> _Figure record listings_
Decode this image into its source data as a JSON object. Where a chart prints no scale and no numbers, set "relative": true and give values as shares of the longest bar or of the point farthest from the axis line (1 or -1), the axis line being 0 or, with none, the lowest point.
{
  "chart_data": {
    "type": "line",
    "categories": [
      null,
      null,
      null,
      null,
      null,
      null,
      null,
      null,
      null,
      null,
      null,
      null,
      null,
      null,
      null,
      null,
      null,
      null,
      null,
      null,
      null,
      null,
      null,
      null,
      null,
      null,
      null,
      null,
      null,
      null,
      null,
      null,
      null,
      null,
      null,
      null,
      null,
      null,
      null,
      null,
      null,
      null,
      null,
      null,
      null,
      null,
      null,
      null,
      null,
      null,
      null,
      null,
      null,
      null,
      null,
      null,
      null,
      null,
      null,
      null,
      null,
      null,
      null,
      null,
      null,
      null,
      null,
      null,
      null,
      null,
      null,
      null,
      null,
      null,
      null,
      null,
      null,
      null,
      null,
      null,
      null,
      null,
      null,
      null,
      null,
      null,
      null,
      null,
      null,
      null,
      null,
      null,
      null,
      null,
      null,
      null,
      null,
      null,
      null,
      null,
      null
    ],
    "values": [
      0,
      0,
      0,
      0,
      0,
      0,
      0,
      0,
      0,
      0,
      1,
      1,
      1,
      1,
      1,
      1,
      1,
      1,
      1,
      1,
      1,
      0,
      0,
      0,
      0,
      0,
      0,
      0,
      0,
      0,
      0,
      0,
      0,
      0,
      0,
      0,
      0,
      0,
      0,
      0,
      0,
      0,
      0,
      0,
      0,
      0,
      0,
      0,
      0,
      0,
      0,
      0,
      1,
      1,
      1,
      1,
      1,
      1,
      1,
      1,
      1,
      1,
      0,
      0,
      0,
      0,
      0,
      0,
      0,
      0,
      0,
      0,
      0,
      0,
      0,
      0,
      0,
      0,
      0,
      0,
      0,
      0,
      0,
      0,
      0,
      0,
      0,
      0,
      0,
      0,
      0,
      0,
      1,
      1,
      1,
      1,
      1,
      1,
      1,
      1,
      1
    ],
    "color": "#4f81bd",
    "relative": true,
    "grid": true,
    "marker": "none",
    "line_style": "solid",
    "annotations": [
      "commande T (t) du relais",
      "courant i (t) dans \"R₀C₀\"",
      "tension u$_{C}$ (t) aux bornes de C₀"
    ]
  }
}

> _Work to do_
Look through the entries and work out how many lines have the word "relative" in them; reply with that number only.

> _Written response_
2